§ **Exercise instructions**
Transcribe each line of the following records verbatim, omitting the pictures.

§ **Given data**
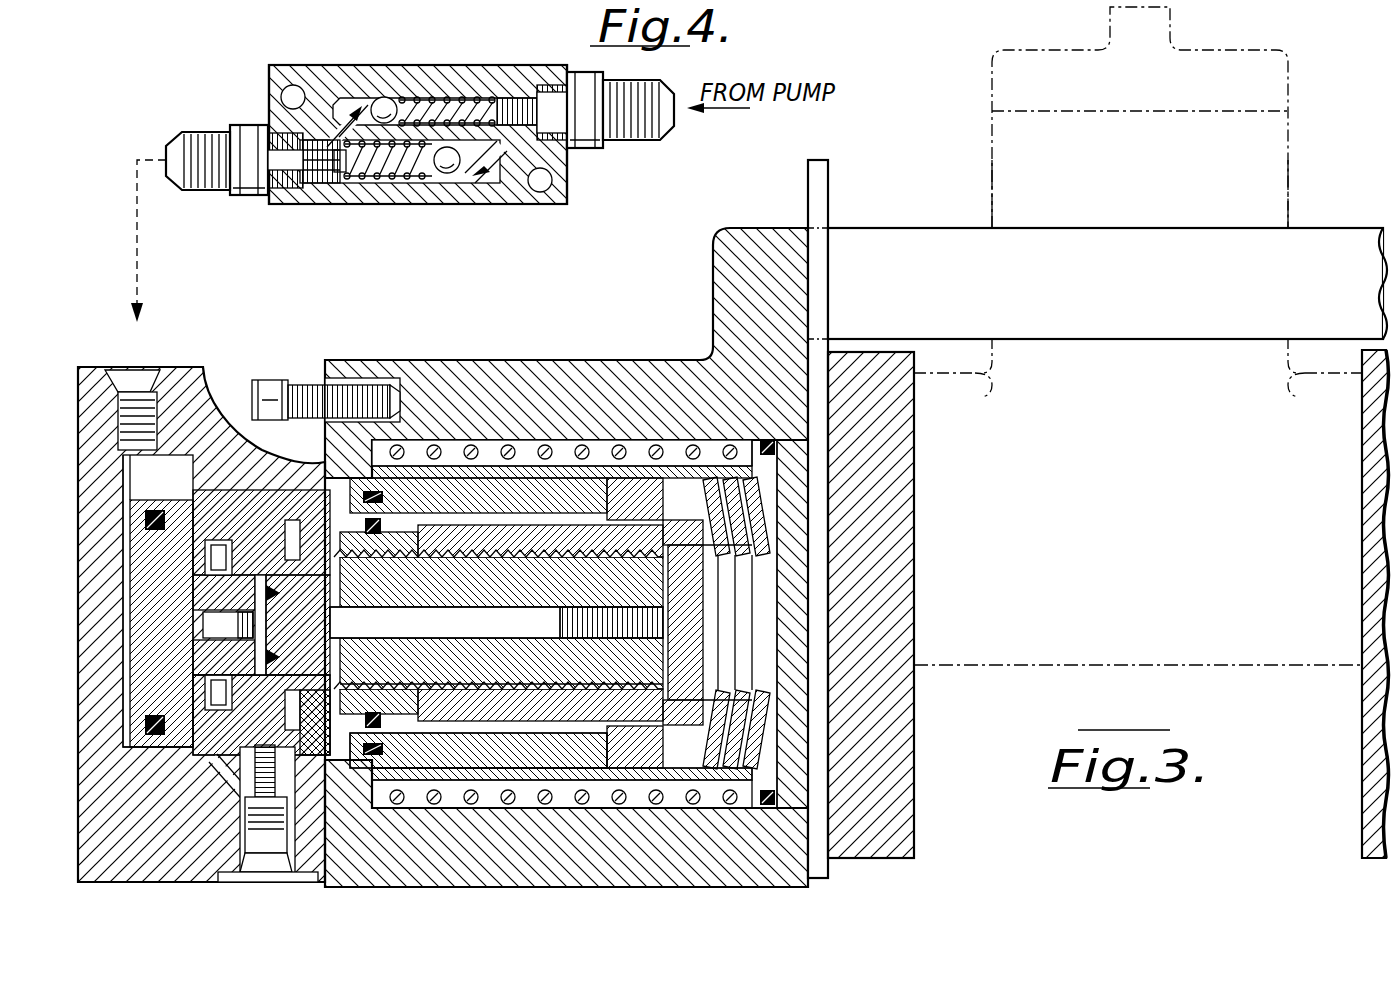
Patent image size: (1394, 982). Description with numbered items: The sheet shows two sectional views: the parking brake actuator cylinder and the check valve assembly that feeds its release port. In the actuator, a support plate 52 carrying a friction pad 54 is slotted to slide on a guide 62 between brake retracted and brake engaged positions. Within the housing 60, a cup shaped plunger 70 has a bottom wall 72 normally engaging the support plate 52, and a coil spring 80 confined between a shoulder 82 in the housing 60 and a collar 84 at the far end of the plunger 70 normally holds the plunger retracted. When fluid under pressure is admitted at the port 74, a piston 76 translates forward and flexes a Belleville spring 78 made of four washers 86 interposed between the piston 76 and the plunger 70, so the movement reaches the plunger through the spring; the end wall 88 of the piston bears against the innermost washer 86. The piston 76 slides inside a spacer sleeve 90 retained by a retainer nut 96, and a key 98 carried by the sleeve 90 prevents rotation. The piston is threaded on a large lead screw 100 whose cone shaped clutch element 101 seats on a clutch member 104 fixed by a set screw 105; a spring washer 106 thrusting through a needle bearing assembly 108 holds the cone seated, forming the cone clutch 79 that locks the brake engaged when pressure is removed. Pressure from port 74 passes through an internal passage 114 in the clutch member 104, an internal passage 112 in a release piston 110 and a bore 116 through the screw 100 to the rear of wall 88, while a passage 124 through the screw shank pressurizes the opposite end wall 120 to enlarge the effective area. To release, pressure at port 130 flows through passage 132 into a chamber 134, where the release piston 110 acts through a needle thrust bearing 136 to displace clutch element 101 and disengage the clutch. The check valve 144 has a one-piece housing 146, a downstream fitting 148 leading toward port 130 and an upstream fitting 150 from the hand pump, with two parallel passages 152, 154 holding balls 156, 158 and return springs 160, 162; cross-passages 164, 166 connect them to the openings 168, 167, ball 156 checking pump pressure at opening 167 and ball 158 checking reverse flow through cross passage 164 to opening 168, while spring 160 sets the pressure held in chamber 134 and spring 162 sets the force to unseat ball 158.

In FIG. 3, the support plate 52 is at (828, 212).
In FIG. 3, the friction pad 54 is at (914, 614).
In FIG. 3, the housing 60 is at (362, 360).
In FIG. 3, the guide 62 is at (1178, 238).
In FIG. 3, the cup shaped plunger 70 is at (682, 455).
In FIG. 3, the bottom wall 72 is at (800, 665).
In FIG. 3, the port 74 is at (270, 882).
In FIG. 3, the piston 76 is at (522, 740).
In FIG. 3, the spring 78 is at (790, 516).
In FIG. 3, the cone clutch 79 is at (248, 530).
In FIG. 3, the coil spring 80 is at (585, 446).
In FIG. 3, the shoulder 82 is at (765, 440).
In FIG. 3, the collar 84 is at (380, 445).
In FIG. 3, the washers 86 is at (766, 806).
In FIG. 3, the end wall 88 is at (690, 706).
In FIG. 3, the spacer sleeve 90 is at (636, 782).
In FIG. 3, the retainer nut 96 is at (730, 770).
In FIG. 3, the key 98 is at (612, 482).
In FIG. 3, the screw 100 is at (588, 702).
In FIG. 3, the clutch element 101 is at (296, 520).
In FIG. 3, the clutch member 104 is at (215, 505).
In FIG. 3, the set screw 105 is at (285, 778).
In FIG. 3, the spring washer 106 is at (362, 512).
In FIG. 3, the needle bearing assembly 108 is at (318, 740).
In FIG. 3, the release piston 110 is at (176, 746).
In FIG. 3, the internal passage 112 is at (204, 625).
In FIG. 3, the internal passage 114 is at (225, 748).
In FIG. 3, the bore 116 is at (496, 623).
In FIG. 3, the end wall 120 is at (362, 686).
In FIG. 3, the passage 124 is at (316, 600).
In FIG. 3, the port 130 is at (150, 390).
In FIG. 3, the passage 132 is at (134, 484).
In FIG. 3, the chamber 134 is at (172, 588).
In FIG. 3, the thrust bearing 136 is at (205, 680).
In FIG. 4, the check valve 144 is at (566, 194).
In FIG. 4, the one-piece housing 146 is at (567, 172).
In FIG. 4, the downstream fitting 148 is at (215, 135).
In FIG. 4, the upstream fitting 150 is at (640, 94).
In FIG. 4, the internal passage 152 is at (385, 185).
In FIG. 4, the internal passage 154 is at (500, 96).
In FIG. 4, the ball check 156 is at (385, 97).
In FIG. 4, the ball check 158 is at (456, 173).
In FIG. 4, the return spring 160 is at (440, 97).
In FIG. 4, the return spring 162 is at (430, 185).
In FIG. 4, the cross-passage 164 is at (500, 182).
In FIG. 4, the cross-passage 166 is at (352, 100).
In FIG. 4, the opening 167 is at (562, 88).
In FIG. 4, the opening 168 is at (312, 186).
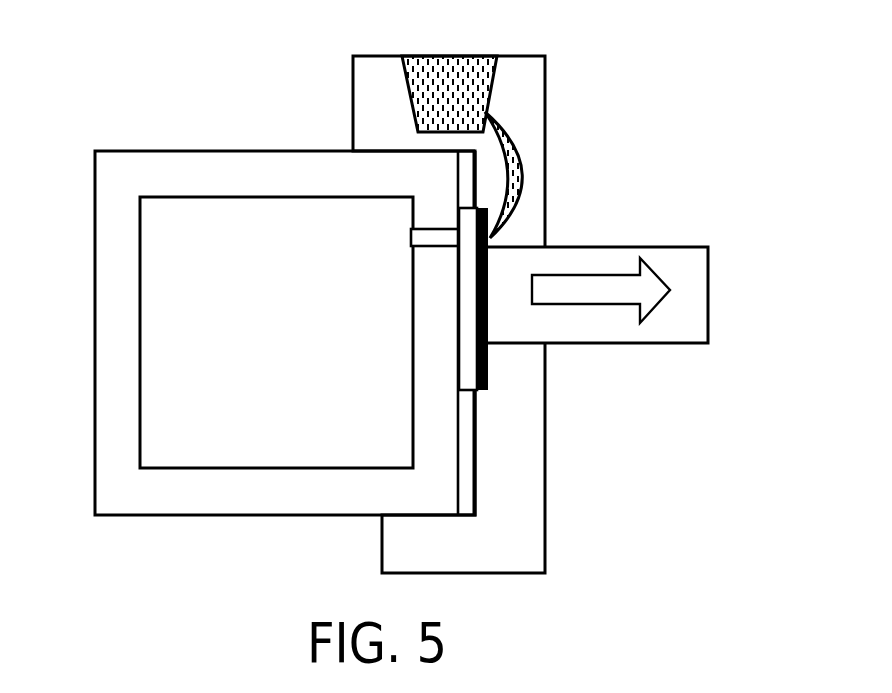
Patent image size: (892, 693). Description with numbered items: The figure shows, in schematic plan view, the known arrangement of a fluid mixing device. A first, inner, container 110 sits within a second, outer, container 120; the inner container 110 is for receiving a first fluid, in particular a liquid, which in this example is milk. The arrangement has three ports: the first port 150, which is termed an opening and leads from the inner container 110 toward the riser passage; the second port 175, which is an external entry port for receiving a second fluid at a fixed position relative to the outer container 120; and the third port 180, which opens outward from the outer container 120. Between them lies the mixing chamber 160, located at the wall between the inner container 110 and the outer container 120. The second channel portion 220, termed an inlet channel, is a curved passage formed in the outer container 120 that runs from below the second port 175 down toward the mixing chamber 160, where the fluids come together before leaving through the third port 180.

The first, inner, container 110 is at (147, 150).
The second, outer, container 120 is at (545, 463).
The first port 150 is at (411, 238).
The mixing chamber 160 is at (465, 309).
The second port 175 is at (477, 55).
The third port 180 is at (635, 247).
The second channel portion 220 is at (525, 158).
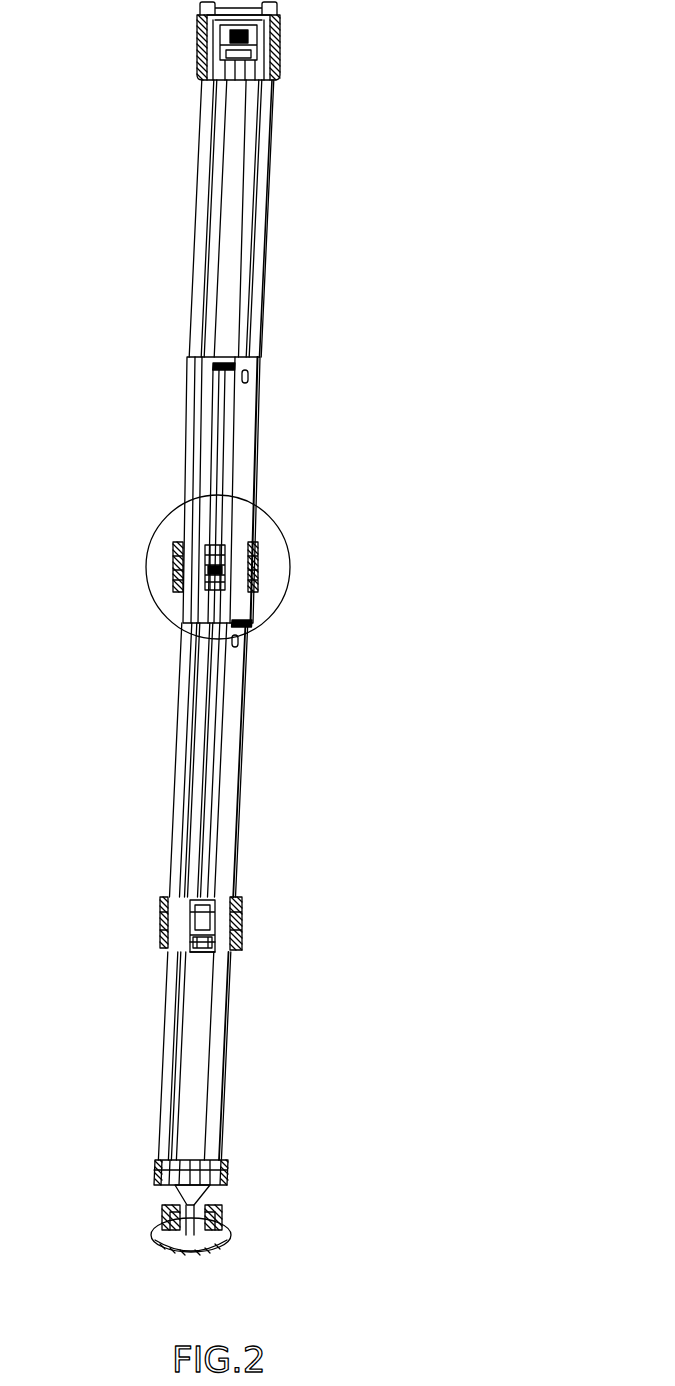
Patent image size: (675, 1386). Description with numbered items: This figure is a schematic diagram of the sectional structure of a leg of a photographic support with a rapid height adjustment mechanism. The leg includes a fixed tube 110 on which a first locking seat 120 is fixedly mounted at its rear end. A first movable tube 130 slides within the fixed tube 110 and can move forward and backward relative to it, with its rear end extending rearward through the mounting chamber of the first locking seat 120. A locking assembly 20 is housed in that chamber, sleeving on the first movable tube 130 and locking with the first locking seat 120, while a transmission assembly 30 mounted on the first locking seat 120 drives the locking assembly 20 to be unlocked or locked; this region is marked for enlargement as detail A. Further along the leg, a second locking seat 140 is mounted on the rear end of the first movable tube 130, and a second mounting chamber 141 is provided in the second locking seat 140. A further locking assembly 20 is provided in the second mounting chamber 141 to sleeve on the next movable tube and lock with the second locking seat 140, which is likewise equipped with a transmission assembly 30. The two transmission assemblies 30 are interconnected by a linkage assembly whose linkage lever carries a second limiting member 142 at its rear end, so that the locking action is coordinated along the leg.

The fixed tube 110 is at (258, 457).
The detail region A is at (272, 515).
The first locking seat 120 is at (258, 557).
The first movable tube 130 is at (248, 617).
The second locking seat 140 is at (242, 910).
The second mounting chamber 141 is at (242, 945).
The second limiting member 142 is at (205, 955).
The locking assembly 20 is at (163, 930).
The transmission assembly 30 is at (200, 925).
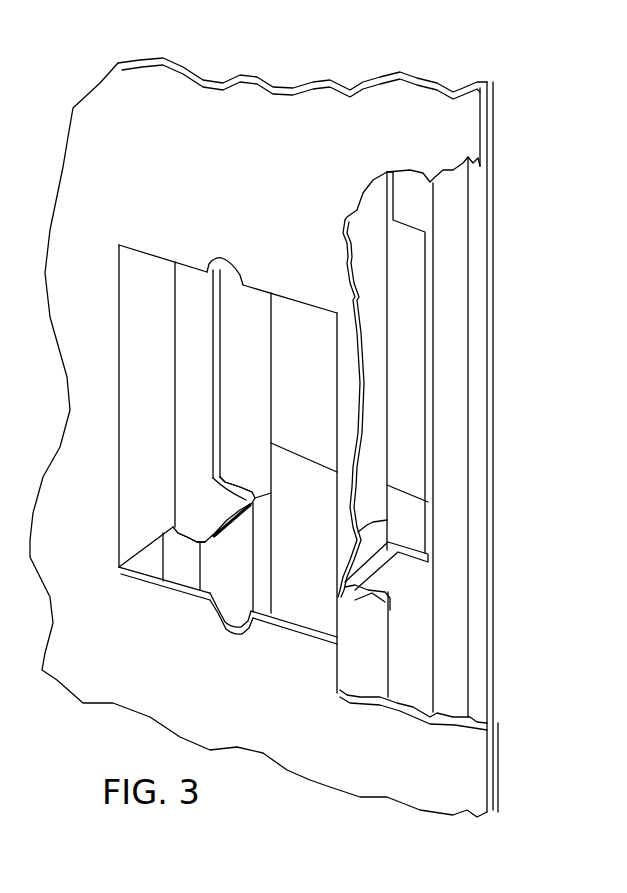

§ **Complete output**
Patent image size: (1394, 982). Description with numbered items: The sheet shows two sectional views: the parking brake actuator cylinder and the check valve assembly that feeds its release port. In the actuator, a support plate 52 carrying a friction pad 54 is slotted to slide on a guide 62 between brake retracted and brake engaged positions. Within the housing 60, a cup shaped plunger 70 has a bottom wall 72 normally engaging the support plate 52, and a coil spring 80 confined between a shoulder 82 in the housing 60 and a collar 84 at the far end of the plunger 70 normally holds the plunger retracted. When fluid under pressure is admitted at the port 74, a piston 76 translates forward and flexes a Belleville spring 78 made of four washers 86 interposed between the piston 76 and the plunger 70, so the movement reaches the plunger through the spring; the end wall 88 of the piston bears against the innermost washer 86. The piston 76 slides inside a spacer sleeve 90 retained by a retainer nut 96, and a key 98 carried by the sleeve 90 prevents rotation. The piston is threaded on a large lead screw 100 whose cone shaped clutch element 101 seats on a clutch member 104 fixed by a set screw 105; a spring washer 106 thrusting through a needle bearing assembly 108 holds the cone seated, forming the cone clutch 79 that locks the brake engaged when pressure is removed. Pressure from port 74 passes through an internal passage 114 in the clutch member 104, an internal passage 112 in a release piston 110 and a bore 116 through the screw 100 to the rear of wall 88, while a passage 124 through the screw shank pressurizes the opposite end wall 120 to enlarge the effective area. To release, pressure at port 130 flows through passage 132 into a chamber 134, where the release piston 110 acts through a needle thrust bearing 136 to displace clutch element 101 and disengage the clutch. The check valve 144 has a one-piece housing 146, a downstream fitting 148 leading toward port 130 and an upstream fitting 150 from the hand pump, with two parallel passages 152, 154 holding balls 156, 158 and return springs 160, 162; cross-passages 164, 166 connect them to the openings 168, 167, ball 156 checking pump pressure at opening 167 and ball 158 checking reverse flow through cross passage 164 to opening 168, while spring 160 sets the pressure held in chamber 134 and spring 162 sets the force to unseat ball 158.

In FIG. 3, the support plate 52 is at (828, 212).
In FIG. 3, the friction pad 54 is at (914, 614).
In FIG. 3, the housing 60 is at (362, 360).
In FIG. 3, the guide 62 is at (1178, 238).
In FIG. 3, the cup shaped plunger 70 is at (682, 455).
In FIG. 3, the bottom wall 72 is at (800, 665).
In FIG. 3, the port 74 is at (270, 882).
In FIG. 3, the piston 76 is at (522, 740).
In FIG. 3, the spring 78 is at (790, 516).
In FIG. 3, the cone clutch 79 is at (248, 530).
In FIG. 3, the coil spring 80 is at (585, 446).
In FIG. 3, the shoulder 82 is at (765, 440).
In FIG. 3, the collar 84 is at (380, 445).
In FIG. 3, the washers 86 is at (766, 806).
In FIG. 3, the end wall 88 is at (690, 706).
In FIG. 3, the spacer sleeve 90 is at (636, 782).
In FIG. 3, the retainer nut 96 is at (730, 770).
In FIG. 3, the key 98 is at (612, 482).
In FIG. 3, the screw 100 is at (588, 702).
In FIG. 3, the clutch element 101 is at (296, 520).
In FIG. 3, the clutch member 104 is at (215, 505).
In FIG. 3, the set screw 105 is at (285, 778).
In FIG. 3, the spring washer 106 is at (362, 512).
In FIG. 3, the needle bearing assembly 108 is at (318, 740).
In FIG. 3, the release piston 110 is at (176, 746).
In FIG. 3, the internal passage 112 is at (204, 625).
In FIG. 3, the internal passage 114 is at (225, 748).
In FIG. 3, the bore 116 is at (496, 623).
In FIG. 3, the end wall 120 is at (362, 686).
In FIG. 3, the passage 124 is at (316, 600).
In FIG. 3, the port 130 is at (150, 390).
In FIG. 3, the passage 132 is at (134, 484).
In FIG. 3, the chamber 134 is at (172, 588).
In FIG. 3, the thrust bearing 136 is at (205, 680).
In FIG. 4, the check valve 144 is at (566, 194).
In FIG. 4, the one-piece housing 146 is at (567, 172).
In FIG. 4, the downstream fitting 148 is at (215, 135).
In FIG. 4, the upstream fitting 150 is at (640, 94).
In FIG. 4, the internal passage 152 is at (385, 185).
In FIG. 4, the internal passage 154 is at (500, 96).
In FIG. 4, the ball check 156 is at (385, 97).
In FIG. 4, the ball check 158 is at (456, 173).
In FIG. 4, the return spring 160 is at (440, 97).
In FIG. 4, the return spring 162 is at (430, 185).
In FIG. 4, the cross-passage 164 is at (500, 182).
In FIG. 4, the cross-passage 166 is at (352, 100).
In FIG. 4, the opening 167 is at (562, 88).
In FIG. 4, the opening 168 is at (312, 186).
Patent image size: (892, 693). Description with numbered items: The figure shows, in schematic plan view, the known arrangement of a fluid mixing device. A first, inner, container 110 sits within a second, outer, container 120; the inner container 110 is for receiving a first fluid, in particular a liquid, which in this example is milk. The arrangement has three ports: the first port 150, which is termed an opening and leads from the inner container 110 toward the riser passage; the second port 175, which is an external entry port for receiving a second fluid at a fixed position relative to the outer container 120; and the third port 180, which opens outward from the outer container 120. Between them lies the mixing chamber 160, located at the wall between the inner container 110 and the outer container 120. The second channel portion 220, termed an inlet channel, is a curved passage formed in the outer container 120 that runs from below the second port 175 down toward the mixing chamber 160, where the fluids come together before leaving through the third port 180.

The first, inner, container 110 is at (147, 150).
The second, outer, container 120 is at (545, 463).
The first port 150 is at (411, 238).
The mixing chamber 160 is at (465, 309).
The second port 175 is at (477, 55).
The third port 180 is at (635, 247).
The second channel portion 220 is at (525, 158).
Patent image size: (675, 1386). Description with numbered items: This figure is a schematic diagram of the sectional structure of a leg of a photographic support with a rapid height adjustment mechanism. The leg includes a fixed tube 110 on which a first locking seat 120 is fixedly mounted at its rear end. A first movable tube 130 slides within the fixed tube 110 and can move forward and backward relative to it, with its rear end extending rearward through the mounting chamber of the first locking seat 120. A locking assembly 20 is housed in that chamber, sleeving on the first movable tube 130 and locking with the first locking seat 120, while a transmission assembly 30 mounted on the first locking seat 120 drives the locking assembly 20 to be unlocked or locked; this region is marked for enlargement as detail A. Further along the leg, a second locking seat 140 is mounted on the rear end of the first movable tube 130, and a second mounting chamber 141 is provided in the second locking seat 140. A further locking assembly 20 is provided in the second mounting chamber 141 to sleeve on the next movable tube and lock with the second locking seat 140, which is likewise equipped with a transmission assembly 30. The two transmission assemblies 30 are interconnected by a linkage assembly whose linkage lever carries a second limiting member 142 at its rear end, so that the locking action is coordinated along the leg.

The fixed tube 110 is at (258, 457).
The detail region A is at (272, 515).
The first locking seat 120 is at (258, 557).
The first movable tube 130 is at (248, 617).
The second locking seat 140 is at (242, 910).
The second mounting chamber 141 is at (242, 945).
The second limiting member 142 is at (205, 955).
The locking assembly 20 is at (163, 930).
The transmission assembly 30 is at (200, 925).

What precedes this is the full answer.